What lines in the records below include the word "helmet"? Return each one.

════

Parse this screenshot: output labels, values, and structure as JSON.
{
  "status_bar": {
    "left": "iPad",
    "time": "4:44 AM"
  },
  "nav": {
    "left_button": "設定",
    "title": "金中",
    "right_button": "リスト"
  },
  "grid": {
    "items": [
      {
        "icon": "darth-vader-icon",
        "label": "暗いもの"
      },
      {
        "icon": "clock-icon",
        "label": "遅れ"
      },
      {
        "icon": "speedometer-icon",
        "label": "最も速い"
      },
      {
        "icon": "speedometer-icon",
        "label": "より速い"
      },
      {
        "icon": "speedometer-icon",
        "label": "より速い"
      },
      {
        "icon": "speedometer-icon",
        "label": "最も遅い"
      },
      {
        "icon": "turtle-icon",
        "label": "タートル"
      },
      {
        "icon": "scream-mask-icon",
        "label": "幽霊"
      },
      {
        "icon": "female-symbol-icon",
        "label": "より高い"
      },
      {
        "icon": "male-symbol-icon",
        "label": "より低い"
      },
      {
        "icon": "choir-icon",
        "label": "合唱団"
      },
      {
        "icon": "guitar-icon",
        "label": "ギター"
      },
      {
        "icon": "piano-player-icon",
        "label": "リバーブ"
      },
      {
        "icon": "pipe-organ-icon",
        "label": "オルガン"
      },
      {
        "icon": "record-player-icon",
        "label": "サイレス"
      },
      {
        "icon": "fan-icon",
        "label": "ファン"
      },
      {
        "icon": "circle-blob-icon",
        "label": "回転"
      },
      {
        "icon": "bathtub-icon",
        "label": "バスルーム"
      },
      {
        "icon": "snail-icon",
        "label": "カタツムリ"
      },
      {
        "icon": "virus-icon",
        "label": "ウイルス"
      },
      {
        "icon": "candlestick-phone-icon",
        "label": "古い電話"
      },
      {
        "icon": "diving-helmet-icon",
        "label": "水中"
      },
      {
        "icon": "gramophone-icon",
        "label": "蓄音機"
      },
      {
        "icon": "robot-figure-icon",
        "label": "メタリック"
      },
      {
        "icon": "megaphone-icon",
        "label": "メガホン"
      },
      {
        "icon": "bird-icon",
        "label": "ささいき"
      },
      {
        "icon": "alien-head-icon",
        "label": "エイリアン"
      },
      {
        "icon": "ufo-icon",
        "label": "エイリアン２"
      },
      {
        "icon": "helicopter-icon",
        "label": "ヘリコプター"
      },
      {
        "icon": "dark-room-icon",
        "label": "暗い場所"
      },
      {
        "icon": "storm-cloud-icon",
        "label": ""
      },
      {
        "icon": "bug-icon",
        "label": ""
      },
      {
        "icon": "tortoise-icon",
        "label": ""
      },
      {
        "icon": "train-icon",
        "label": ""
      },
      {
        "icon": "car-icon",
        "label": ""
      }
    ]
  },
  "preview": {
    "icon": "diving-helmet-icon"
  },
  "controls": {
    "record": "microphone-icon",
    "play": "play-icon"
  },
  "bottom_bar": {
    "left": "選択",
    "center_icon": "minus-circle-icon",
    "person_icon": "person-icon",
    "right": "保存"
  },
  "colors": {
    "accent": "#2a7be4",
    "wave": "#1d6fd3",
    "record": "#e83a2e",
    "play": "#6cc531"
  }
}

════

**THE COMPLETED TASK:**
        "icon": "diving-helmet-icon",
    "icon": "diving-helmet-icon"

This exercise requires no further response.